"""
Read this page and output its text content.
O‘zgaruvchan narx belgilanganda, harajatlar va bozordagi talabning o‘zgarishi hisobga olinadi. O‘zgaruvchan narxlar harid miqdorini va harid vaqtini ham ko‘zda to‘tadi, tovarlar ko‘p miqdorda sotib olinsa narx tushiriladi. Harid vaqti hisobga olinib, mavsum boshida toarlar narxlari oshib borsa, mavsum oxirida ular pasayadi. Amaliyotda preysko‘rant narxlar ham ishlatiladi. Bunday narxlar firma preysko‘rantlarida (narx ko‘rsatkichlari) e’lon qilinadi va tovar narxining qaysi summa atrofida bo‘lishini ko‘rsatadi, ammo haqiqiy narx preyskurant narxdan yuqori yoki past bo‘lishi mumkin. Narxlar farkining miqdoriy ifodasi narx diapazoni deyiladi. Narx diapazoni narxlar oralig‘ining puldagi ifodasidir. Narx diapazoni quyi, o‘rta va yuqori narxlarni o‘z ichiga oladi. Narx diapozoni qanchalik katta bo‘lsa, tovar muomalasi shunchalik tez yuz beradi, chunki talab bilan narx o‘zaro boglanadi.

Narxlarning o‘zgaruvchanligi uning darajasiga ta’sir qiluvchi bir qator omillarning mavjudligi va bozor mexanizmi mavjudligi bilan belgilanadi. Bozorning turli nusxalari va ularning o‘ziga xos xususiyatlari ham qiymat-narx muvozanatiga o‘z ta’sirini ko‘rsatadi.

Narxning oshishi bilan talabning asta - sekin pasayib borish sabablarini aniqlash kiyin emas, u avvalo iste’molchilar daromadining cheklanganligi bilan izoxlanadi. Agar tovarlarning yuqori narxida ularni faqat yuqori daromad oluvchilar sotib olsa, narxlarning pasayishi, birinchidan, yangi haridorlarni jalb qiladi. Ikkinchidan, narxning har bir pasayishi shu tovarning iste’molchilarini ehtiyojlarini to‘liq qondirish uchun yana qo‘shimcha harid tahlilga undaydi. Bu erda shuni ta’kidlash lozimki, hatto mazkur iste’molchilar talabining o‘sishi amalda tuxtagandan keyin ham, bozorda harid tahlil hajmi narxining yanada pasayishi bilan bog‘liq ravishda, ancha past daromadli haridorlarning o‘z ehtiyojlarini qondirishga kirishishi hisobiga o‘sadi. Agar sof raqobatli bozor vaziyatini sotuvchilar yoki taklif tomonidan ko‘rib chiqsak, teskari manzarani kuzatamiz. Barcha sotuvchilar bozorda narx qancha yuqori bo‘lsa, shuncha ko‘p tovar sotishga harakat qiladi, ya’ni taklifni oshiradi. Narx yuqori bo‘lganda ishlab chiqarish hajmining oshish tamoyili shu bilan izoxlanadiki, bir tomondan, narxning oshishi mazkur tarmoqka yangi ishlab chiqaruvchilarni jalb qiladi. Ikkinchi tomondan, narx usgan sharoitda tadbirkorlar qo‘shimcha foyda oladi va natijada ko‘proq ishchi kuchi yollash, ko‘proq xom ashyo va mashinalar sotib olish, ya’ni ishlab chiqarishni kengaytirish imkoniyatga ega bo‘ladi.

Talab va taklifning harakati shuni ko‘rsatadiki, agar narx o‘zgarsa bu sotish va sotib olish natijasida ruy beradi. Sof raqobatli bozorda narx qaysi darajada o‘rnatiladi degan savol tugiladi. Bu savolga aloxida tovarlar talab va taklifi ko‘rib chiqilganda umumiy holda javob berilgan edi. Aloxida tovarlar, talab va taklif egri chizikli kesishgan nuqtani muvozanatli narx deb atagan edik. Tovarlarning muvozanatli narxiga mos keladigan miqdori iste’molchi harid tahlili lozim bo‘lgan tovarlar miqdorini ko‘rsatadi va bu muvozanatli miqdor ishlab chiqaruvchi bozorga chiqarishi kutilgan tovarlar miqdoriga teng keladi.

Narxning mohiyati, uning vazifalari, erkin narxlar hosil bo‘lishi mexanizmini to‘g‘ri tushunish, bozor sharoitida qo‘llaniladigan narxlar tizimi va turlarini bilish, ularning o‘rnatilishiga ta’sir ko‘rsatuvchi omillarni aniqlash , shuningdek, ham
"""
"""
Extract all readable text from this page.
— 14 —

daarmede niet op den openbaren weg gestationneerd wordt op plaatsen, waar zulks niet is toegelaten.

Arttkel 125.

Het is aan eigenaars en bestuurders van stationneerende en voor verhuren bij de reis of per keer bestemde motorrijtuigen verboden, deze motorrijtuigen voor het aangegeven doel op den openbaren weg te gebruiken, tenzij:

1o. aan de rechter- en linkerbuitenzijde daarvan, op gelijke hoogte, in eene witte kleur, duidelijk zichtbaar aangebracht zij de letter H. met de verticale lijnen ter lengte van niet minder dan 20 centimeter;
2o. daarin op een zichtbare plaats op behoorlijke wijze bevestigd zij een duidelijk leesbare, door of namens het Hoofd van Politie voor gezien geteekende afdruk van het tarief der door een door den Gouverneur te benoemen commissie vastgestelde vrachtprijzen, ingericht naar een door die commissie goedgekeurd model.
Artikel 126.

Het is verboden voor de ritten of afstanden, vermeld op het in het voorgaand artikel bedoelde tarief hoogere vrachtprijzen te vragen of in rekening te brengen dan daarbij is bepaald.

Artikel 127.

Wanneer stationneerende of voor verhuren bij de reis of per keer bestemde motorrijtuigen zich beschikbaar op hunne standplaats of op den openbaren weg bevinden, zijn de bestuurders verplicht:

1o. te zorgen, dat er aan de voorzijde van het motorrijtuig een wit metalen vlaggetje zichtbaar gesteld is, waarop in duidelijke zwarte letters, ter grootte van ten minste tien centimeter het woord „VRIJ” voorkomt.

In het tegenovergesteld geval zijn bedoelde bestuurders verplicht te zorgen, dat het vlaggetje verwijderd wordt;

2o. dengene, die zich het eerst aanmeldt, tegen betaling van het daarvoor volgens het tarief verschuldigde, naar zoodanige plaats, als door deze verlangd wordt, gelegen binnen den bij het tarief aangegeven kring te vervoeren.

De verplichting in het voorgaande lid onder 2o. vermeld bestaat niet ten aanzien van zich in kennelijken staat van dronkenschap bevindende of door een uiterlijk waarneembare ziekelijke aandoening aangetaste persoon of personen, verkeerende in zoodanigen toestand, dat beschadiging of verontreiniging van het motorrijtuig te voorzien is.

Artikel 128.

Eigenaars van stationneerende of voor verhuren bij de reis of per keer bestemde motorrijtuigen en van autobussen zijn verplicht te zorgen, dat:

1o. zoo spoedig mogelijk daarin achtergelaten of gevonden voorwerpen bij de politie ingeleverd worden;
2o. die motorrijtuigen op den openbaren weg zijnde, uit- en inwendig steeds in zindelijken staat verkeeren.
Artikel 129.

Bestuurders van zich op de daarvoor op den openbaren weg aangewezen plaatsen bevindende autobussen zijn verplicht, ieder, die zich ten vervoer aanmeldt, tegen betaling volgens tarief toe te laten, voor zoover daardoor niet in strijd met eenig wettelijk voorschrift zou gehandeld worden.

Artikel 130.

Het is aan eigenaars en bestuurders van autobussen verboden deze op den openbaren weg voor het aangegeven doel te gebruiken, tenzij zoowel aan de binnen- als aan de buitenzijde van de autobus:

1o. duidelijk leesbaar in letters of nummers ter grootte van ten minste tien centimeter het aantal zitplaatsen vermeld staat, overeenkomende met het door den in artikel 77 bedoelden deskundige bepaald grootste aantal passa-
"""
### TO BE DONE
Only lines holding the string "betaling" are wanted; gather each one from the entries above.

### COMPLETE ANSWER
2o. dengene, die zich het eerst aanmeldt, tegen betaling van het daarvoor volgens het tarief verschuldigde, naar zoodanige plaats, als door deze verlangd wordt, gelegen binnen den bij het tarief aangegeven kring te vervoeren.
Bestuurders van zich op de daarvoor op den openbaren weg aangewezen plaatsen bevindende autobussen zijn verplicht, ieder, die zich ten vervoer aanmeldt, tegen betaling volgens tarief toe te laten, voor zoover daardoor niet in strijd met eenig wettelijk voorschrift zou gehandeld worden.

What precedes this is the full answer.